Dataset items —
◆ ◆ ◆

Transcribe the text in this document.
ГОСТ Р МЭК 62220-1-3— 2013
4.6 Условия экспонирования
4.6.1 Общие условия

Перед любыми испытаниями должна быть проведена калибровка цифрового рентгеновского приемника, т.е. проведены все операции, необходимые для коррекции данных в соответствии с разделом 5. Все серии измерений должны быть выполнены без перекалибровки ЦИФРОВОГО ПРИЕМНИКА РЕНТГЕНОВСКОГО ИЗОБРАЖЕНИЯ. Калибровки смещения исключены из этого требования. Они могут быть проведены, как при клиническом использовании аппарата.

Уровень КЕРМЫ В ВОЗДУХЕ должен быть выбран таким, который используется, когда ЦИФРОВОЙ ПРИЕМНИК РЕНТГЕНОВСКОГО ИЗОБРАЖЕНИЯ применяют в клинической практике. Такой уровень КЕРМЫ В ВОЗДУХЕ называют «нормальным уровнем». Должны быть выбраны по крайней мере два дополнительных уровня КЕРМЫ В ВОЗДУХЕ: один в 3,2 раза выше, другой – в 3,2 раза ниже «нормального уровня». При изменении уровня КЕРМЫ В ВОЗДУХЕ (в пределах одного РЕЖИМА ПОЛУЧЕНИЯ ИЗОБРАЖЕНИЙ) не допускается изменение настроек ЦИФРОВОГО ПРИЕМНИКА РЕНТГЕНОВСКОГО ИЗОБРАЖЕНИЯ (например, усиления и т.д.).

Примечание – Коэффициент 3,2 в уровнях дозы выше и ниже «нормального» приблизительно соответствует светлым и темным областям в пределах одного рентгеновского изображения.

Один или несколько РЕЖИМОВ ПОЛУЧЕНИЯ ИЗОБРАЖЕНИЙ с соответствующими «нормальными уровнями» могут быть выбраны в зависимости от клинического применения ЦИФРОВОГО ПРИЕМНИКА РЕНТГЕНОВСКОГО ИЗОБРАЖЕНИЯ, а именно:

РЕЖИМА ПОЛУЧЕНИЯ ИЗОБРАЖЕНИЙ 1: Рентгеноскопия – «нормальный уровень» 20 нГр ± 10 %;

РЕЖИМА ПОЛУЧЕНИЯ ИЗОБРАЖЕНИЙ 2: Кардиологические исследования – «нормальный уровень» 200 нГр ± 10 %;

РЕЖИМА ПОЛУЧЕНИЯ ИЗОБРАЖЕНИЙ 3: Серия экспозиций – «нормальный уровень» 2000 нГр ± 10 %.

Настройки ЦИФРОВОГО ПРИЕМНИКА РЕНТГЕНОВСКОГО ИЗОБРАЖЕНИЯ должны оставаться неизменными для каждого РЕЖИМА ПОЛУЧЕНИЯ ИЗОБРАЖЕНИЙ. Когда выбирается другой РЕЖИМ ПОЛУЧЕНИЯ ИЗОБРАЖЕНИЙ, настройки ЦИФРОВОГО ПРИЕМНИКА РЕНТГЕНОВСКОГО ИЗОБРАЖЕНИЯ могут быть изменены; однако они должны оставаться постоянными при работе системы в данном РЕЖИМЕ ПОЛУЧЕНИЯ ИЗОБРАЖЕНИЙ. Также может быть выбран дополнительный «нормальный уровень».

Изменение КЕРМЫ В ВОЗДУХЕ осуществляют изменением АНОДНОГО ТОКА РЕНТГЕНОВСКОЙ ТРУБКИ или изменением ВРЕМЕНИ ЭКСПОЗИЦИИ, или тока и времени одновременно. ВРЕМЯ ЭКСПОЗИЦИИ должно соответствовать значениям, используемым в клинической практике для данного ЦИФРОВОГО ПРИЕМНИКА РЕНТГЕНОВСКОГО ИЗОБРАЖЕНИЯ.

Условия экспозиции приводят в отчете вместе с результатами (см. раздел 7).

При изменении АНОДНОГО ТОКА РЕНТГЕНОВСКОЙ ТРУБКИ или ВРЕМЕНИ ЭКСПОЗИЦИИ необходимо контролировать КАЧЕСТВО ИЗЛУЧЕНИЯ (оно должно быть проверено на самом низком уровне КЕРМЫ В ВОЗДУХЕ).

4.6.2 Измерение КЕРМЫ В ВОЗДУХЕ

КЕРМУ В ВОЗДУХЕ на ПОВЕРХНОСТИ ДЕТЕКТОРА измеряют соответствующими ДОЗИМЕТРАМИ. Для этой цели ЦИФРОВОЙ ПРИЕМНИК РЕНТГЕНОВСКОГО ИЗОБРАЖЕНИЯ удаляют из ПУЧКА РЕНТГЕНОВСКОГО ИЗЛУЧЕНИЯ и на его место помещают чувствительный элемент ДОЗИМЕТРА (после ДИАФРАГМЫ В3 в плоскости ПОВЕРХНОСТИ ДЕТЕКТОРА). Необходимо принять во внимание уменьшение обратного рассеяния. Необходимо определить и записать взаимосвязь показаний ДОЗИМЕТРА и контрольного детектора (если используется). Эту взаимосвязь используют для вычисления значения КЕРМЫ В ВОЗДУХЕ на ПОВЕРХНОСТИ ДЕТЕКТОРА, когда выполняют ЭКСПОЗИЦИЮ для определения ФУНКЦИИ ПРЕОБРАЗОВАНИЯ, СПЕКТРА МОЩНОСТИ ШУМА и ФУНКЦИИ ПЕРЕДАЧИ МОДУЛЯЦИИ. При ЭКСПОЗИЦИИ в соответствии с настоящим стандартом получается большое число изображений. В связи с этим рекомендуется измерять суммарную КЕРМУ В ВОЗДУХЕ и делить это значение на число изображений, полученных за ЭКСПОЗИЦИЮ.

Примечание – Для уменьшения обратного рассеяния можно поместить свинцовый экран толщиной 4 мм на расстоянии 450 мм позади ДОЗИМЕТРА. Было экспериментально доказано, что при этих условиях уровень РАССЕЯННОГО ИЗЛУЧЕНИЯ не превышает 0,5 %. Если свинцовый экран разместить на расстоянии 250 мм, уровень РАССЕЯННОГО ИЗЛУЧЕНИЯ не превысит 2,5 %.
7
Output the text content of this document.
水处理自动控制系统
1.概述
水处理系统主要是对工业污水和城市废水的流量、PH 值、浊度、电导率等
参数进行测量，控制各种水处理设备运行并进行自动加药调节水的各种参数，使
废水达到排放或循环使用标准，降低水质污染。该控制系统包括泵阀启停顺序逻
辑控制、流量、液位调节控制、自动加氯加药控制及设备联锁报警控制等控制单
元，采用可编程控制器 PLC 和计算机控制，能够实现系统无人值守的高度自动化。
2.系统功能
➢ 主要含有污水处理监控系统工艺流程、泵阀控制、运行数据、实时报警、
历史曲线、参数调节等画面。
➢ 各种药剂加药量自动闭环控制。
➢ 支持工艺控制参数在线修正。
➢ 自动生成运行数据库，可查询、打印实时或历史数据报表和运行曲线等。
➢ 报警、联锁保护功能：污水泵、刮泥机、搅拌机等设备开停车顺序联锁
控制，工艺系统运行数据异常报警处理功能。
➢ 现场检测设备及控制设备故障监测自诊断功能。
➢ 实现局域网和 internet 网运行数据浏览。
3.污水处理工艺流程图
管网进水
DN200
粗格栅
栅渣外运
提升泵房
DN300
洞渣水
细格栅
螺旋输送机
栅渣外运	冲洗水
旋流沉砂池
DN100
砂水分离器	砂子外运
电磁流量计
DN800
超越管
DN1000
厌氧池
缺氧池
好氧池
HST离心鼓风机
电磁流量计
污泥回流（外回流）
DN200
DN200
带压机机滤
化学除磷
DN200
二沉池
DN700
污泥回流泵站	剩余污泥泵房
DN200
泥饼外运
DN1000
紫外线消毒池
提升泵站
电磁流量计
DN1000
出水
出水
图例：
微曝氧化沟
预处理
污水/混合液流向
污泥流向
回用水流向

◆ ◆ ◆

WORK INSTRUCTIONS — Output all preceding records character for character.

RESPONSE —
Transcribe the text in this document.
ГОСТ Р МЭК 62220-1-3— 2013
4.6 Условия экспонирования
4.6.1 Общие условия

Перед любыми испытаниями должна быть проведена калибровка цифрового рентгеновского приемника, т.е. проведены все операции, необходимые для коррекции данных в соответствии с разделом 5. Все серии измерений должны быть выполнены без перекалибровки ЦИФРОВОГО ПРИЕМНИКА РЕНТГЕНОВСКОГО ИЗОБРАЖЕНИЯ. Калибровки смещения исключены из этого требования. Они могут быть проведены, как при клиническом использовании аппарата.

Уровень КЕРМЫ В ВОЗДУХЕ должен быть выбран таким, который используется, когда ЦИФРОВОЙ ПРИЕМНИК РЕНТГЕНОВСКОГО ИЗОБРАЖЕНИЯ применяют в клинической практике. Такой уровень КЕРМЫ В ВОЗДУХЕ называют «нормальным уровнем». Должны быть выбраны по крайней мере два дополнительных уровня КЕРМЫ В ВОЗДУХЕ: один в 3,2 раза выше, другой – в 3,2 раза ниже «нормального уровня». При изменении уровня КЕРМЫ В ВОЗДУХЕ (в пределах одного РЕЖИМА ПОЛУЧЕНИЯ ИЗОБРАЖЕНИЙ) не допускается изменение настроек ЦИФРОВОГО ПРИЕМНИКА РЕНТГЕНОВСКОГО ИЗОБРАЖЕНИЯ (например, усиления и т.д.).

Примечание – Коэффициент 3,2 в уровнях дозы выше и ниже «нормального» приблизительно соответствует светлым и темным областям в пределах одного рентгеновского изображения.

Один или несколько РЕЖИМОВ ПОЛУЧЕНИЯ ИЗОБРАЖЕНИЙ с соответствующими «нормальными уровнями» могут быть выбраны в зависимости от клинического применения ЦИФРОВОГО ПРИЕМНИКА РЕНТГЕНОВСКОГО ИЗОБРАЖЕНИЯ, а именно:

РЕЖИМА ПОЛУЧЕНИЯ ИЗОБРАЖЕНИЙ 1: Рентгеноскопия – «нормальный уровень» 20 нГр ± 10 %;

РЕЖИМА ПОЛУЧЕНИЯ ИЗОБРАЖЕНИЙ 2: Кардиологические исследования – «нормальный уровень» 200 нГр ± 10 %;

РЕЖИМА ПОЛУЧЕНИЯ ИЗОБРАЖЕНИЙ 3: Серия экспозиций – «нормальный уровень» 2000 нГр ± 10 %.

Настройки ЦИФРОВОГО ПРИЕМНИКА РЕНТГЕНОВСКОГО ИЗОБРАЖЕНИЯ должны оставаться неизменными для каждого РЕЖИМА ПОЛУЧЕНИЯ ИЗОБРАЖЕНИЙ. Когда выбирается другой РЕЖИМ ПОЛУЧЕНИЯ ИЗОБРАЖЕНИЙ, настройки ЦИФРОВОГО ПРИЕМНИКА РЕНТГЕНОВСКОГО ИЗОБРАЖЕНИЯ могут быть изменены; однако они должны оставаться постоянными при работе системы в данном РЕЖИМЕ ПОЛУЧЕНИЯ ИЗОБРАЖЕНИЙ. Также может быть выбран дополнительный «нормальный уровень».

Изменение КЕРМЫ В ВОЗДУХЕ осуществляют изменением АНОДНОГО ТОКА РЕНТГЕНОВСКОЙ ТРУБКИ или изменением ВРЕМЕНИ ЭКСПОЗИЦИИ, или тока и времени одновременно. ВРЕМЯ ЭКСПОЗИЦИИ должно соответствовать значениям, используемым в клинической практике для данного ЦИФРОВОГО ПРИЕМНИКА РЕНТГЕНОВСКОГО ИЗОБРАЖЕНИЯ.

Условия экспозиции приводят в отчете вместе с результатами (см. раздел 7).

При изменении АНОДНОГО ТОКА РЕНТГЕНОВСКОЙ ТРУБКИ или ВРЕМЕНИ ЭКСПОЗИЦИИ необходимо контролировать КАЧЕСТВО ИЗЛУЧЕНИЯ (оно должно быть проверено на самом низком уровне КЕРМЫ В ВОЗДУХЕ).

4.6.2 Измерение КЕРМЫ В ВОЗДУХЕ

КЕРМУ В ВОЗДУХЕ на ПОВЕРХНОСТИ ДЕТЕКТОРА измеряют соответствующими ДОЗИМЕТРАМИ. Для этой цели ЦИФРОВОЙ ПРИЕМНИК РЕНТГЕНОВСКОГО ИЗОБРАЖЕНИЯ удаляют из ПУЧКА РЕНТГЕНОВСКОГО ИЗЛУЧЕНИЯ и на его место помещают чувствительный элемент ДОЗИМЕТРА (после ДИАФРАГМЫ В3 в плоскости ПОВЕРХНОСТИ ДЕТЕКТОРА). Необходимо принять во внимание уменьшение обратного рассеяния. Необходимо определить и записать взаимосвязь показаний ДОЗИМЕТРА и контрольного детектора (если используется). Эту взаимосвязь используют для вычисления значения КЕРМЫ В ВОЗДУХЕ на ПОВЕРХНОСТИ ДЕТЕКТОРА, когда выполняют ЭКСПОЗИЦИЮ для определения ФУНКЦИИ ПРЕОБРАЗОВАНИЯ, СПЕКТРА МОЩНОСТИ ШУМА и ФУНКЦИИ ПЕРЕДАЧИ МОДУЛЯЦИИ. При ЭКСПОЗИЦИИ в соответствии с настоящим стандартом получается большое число изображений. В связи с этим рекомендуется измерять суммарную КЕРМУ В ВОЗДУХЕ и делить это значение на число изображений, полученных за ЭКСПОЗИЦИЮ.

Примечание – Для уменьшения обратного рассеяния можно поместить свинцовый экран толщиной 4 мм на расстоянии 450 мм позади ДОЗИМЕТРА. Было экспериментально доказано, что при этих условиях уровень РАССЕЯННОГО ИЗЛУЧЕНИЯ не превышает 0,5 %. Если свинцовый экран разместить на расстоянии 250 мм, уровень РАССЕЯННОГО ИЗЛУЧЕНИЯ не превысит 2,5 %.
7
Output the text content of this document.
水处理自动控制系统
1.概述
水处理系统主要是对工业污水和城市废水的流量、PH 值、浊度、电导率等
参数进行测量，控制各种水处理设备运行并进行自动加药调节水的各种参数，使
废水达到排放或循环使用标准，降低水质污染。该控制系统包括泵阀启停顺序逻
辑控制、流量、液位调节控制、自动加氯加药控制及设备联锁报警控制等控制单
元，采用可编程控制器 PLC 和计算机控制，能够实现系统无人值守的高度自动化。
2.系统功能
➢ 主要含有污水处理监控系统工艺流程、泵阀控制、运行数据、实时报警、
历史曲线、参数调节等画面。
➢ 各种药剂加药量自动闭环控制。
➢ 支持工艺控制参数在线修正。
➢ 自动生成运行数据库，可查询、打印实时或历史数据报表和运行曲线等。
➢ 报警、联锁保护功能：污水泵、刮泥机、搅拌机等设备开停车顺序联锁
控制，工艺系统运行数据异常报警处理功能。
➢ 现场检测设备及控制设备故障监测自诊断功能。
➢ 实现局域网和 internet 网运行数据浏览。
3.污水处理工艺流程图
管网进水
DN200
粗格栅
栅渣外运
提升泵房
DN300
洞渣水
细格栅
螺旋输送机
栅渣外运	冲洗水
旋流沉砂池
DN100
砂水分离器	砂子外运
电磁流量计
DN800
超越管
DN1000
厌氧池
缺氧池
好氧池
HST离心鼓风机
电磁流量计
污泥回流（外回流）
DN200
DN200
带压机机滤
化学除磷
DN200
二沉池
DN700
污泥回流泵站	剩余污泥泵房
DN200
泥饼外运
DN1000
紫外线消毒池
提升泵站
电磁流量计
DN1000
出水
出水
图例：
微曝氧化沟
预处理
污水/混合液流向
污泥流向
回用水流向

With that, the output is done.